Extracts from a graphics dataset
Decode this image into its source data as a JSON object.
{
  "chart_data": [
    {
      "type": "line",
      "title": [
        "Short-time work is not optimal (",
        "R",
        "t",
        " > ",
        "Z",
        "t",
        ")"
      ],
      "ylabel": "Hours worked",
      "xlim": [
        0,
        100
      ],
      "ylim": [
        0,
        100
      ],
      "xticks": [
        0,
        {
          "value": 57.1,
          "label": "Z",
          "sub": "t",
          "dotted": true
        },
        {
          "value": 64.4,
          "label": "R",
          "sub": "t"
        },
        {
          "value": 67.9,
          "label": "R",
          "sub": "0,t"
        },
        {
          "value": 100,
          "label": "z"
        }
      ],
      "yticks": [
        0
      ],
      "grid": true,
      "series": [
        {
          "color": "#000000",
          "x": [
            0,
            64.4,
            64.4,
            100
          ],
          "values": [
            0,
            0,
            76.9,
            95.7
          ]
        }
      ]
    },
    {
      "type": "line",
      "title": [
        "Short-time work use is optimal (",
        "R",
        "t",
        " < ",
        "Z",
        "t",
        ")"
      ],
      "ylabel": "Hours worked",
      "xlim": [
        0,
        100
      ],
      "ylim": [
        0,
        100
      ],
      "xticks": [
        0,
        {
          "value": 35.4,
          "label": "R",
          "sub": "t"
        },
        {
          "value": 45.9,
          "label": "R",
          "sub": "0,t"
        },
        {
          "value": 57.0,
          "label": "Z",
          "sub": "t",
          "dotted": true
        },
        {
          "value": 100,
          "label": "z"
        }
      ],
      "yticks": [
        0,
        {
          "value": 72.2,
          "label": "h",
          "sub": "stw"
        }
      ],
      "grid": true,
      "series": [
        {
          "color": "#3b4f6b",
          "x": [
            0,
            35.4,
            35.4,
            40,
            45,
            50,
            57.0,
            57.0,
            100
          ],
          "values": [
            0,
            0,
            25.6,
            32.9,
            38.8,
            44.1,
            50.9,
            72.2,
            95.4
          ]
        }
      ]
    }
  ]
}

# [WHAT IS EXPECTED]
All of the data needs to be printed once more, exactly.

# [REPLY TO THE EXERCISE]
Decode this image into its source data as a JSON object.
{
  "chart_data": [
    {
      "type": "line",
      "title": [
        "Short-time work is not optimal (",
        "R",
        "t",
        " > ",
        "Z",
        "t",
        ")"
      ],
      "ylabel": "Hours worked",
      "xlim": [
        0,
        100
      ],
      "ylim": [
        0,
        100
      ],
      "xticks": [
        0,
        {
          "value": 57.1,
          "label": "Z",
          "sub": "t",
          "dotted": true
        },
        {
          "value": 64.4,
          "label": "R",
          "sub": "t"
        },
        {
          "value": 67.9,
          "label": "R",
          "sub": "0,t"
        },
        {
          "value": 100,
          "label": "z"
        }
      ],
      "yticks": [
        0
      ],
      "grid": true,
      "series": [
        {
          "color": "#000000",
          "x": [
            0,
            64.4,
            64.4,
            100
          ],
          "values": [
            0,
            0,
            76.9,
            95.7
          ]
        }
      ]
    },
    {
      "type": "line",
      "title": [
        "Short-time work use is optimal (",
        "R",
        "t",
        " < ",
        "Z",
        "t",
        ")"
      ],
      "ylabel": "Hours worked",
      "xlim": [
        0,
        100
      ],
      "ylim": [
        0,
        100
      ],
      "xticks": [
        0,
        {
          "value": 35.4,
          "label": "R",
          "sub": "t"
        },
        {
          "value": 45.9,
          "label": "R",
          "sub": "0,t"
        },
        {
          "value": 57.0,
          "label": "Z",
          "sub": "t",
          "dotted": true
        },
        {
          "value": 100,
          "label": "z"
        }
      ],
      "yticks": [
        0,
        {
          "value": 72.2,
          "label": "h",
          "sub": "stw"
        }
      ],
      "grid": true,
      "series": [
        {
          "color": "#3b4f6b",
          "x": [
            0,
            35.4,
            35.4,
            40,
            45,
            50,
            57.0,
            57.0,
            100
          ],
          "values": [
            0,
            0,
            25.6,
            32.9,
            38.8,
            44.1,
            50.9,
            72.2,
            95.4
          ]
        }
      ]
    }
  ]
}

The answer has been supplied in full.